■ Request:
Among these lines, how many include "satisfaction"? Answer only with the number.

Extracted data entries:
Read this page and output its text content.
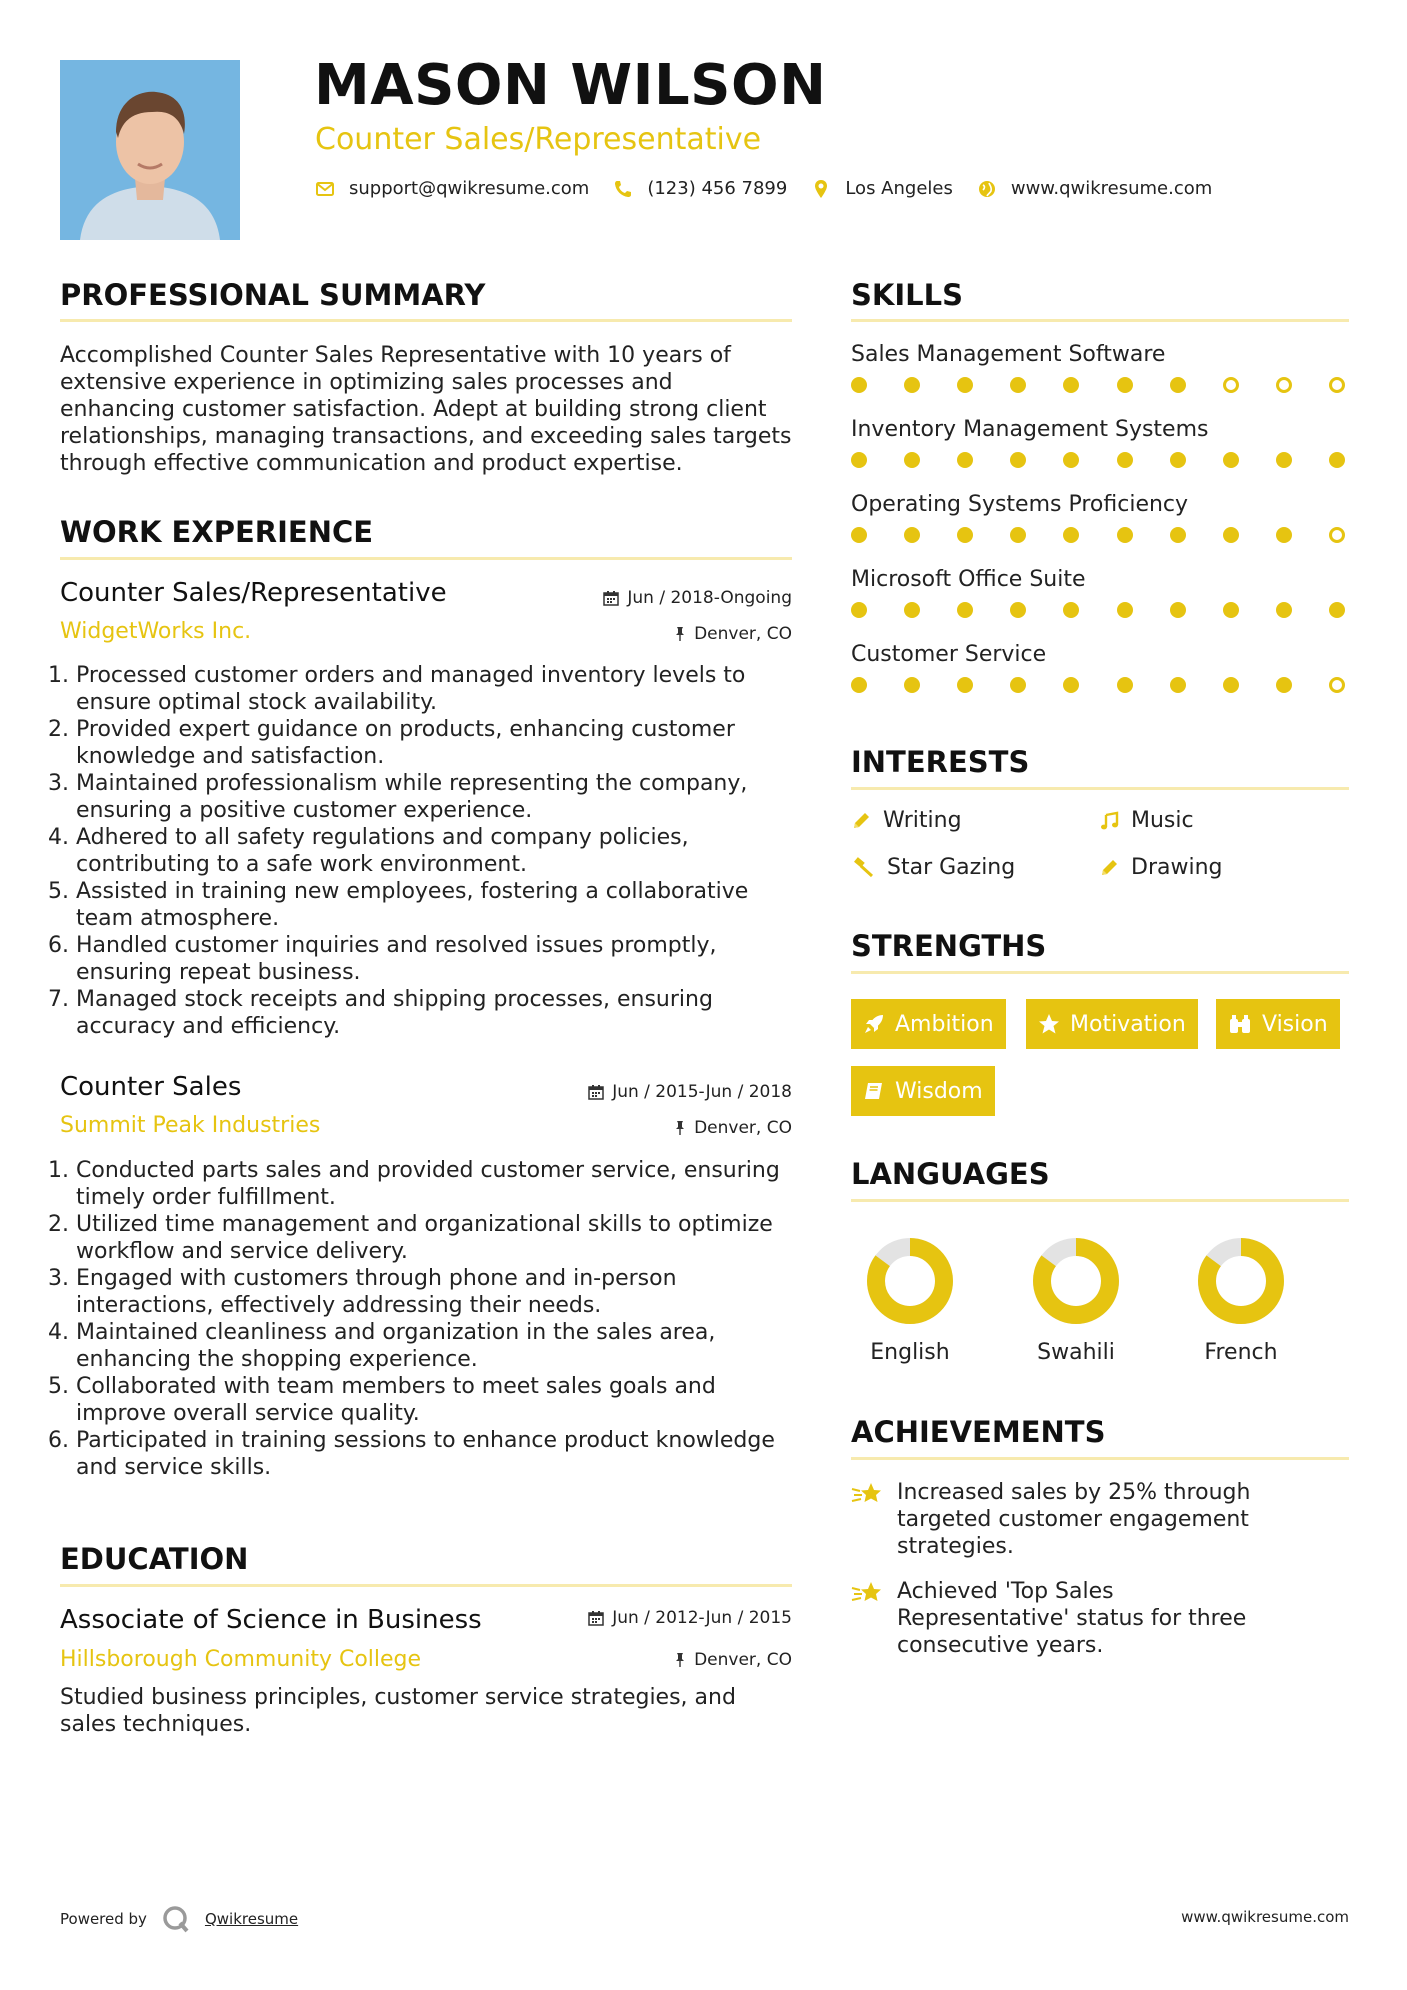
MASON WILSON
Counter Sales/Representative
support@qwikresume.com	(123) 456 7899	Los Angeles	www.qwikresume.com
PROFESSIONAL SUMMARY
Accomplished Counter Sales Representative with 10 years of extensive experience in optimizing sales processes and enhancing customer satisfaction. Adept at building strong client relationships, managing transactions, and exceeding sales targets through effective communication and product expertise.
WORK EXPERIENCE
Counter Sales/Representative	Jun / 2018-Ongoing
WidgetWorks Inc.	Denver, CO
1. Processed customer orders and managed inventory levels to ensure optimal stock availability.
2. Provided expert guidance on products, enhancing customer knowledge and satisfaction.
3. Maintained professionalism while representing the company, ensuring a positive customer experience.
4. Adhered to all safety regulations and company policies, contributing to a safe work environment.
5. Assisted in training new employees, fostering a collaborative team atmosphere.
6. Handled customer inquiries and resolved issues promptly, ensuring repeat business.
7. Managed stock receipts and shipping processes, ensuring accuracy and efficiency.
Counter Sales	Jun / 2015-Jun / 2018
Summit Peak Industries	Denver, CO
1. Conducted parts sales and provided customer service, ensuring timely order fulfillment.
2. Utilized time management and organizational skills to optimize workflow and service delivery.
3. Engaged with customers through phone and in-person interactions, effectively addressing their needs.
4. Maintained cleanliness and organization in the sales area, enhancing the shopping experience.
5. Collaborated with team members to meet sales goals and improve overall service quality.
6. Participated in training sessions to enhance product knowledge and service skills.
EDUCATION
Associate of Science in Business	Jun / 2012-Jun / 2015
Hillsborough Community College	Denver, CO
Studied business principles, customer service strategies, and sales techniques.
SKILLS
Sales Management Software
Inventory Management Systems
Operating Systems Proficiency
Microsoft Office Suite
Customer Service
INTERESTS
Writing	Music
Star Gazing	Drawing
STRENGTHS
Ambition	Motivation	Vision
Wisdom
LANGUAGES
English	Swahili	French
ACHIEVEMENTS
Increased sales by 25% through targeted customer engagement strategies.
Achieved 'Top Sales Representative' status for three consecutive years.
Powered by	Qwikresume	www.qwikresume.com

■ Response to the exercise:
2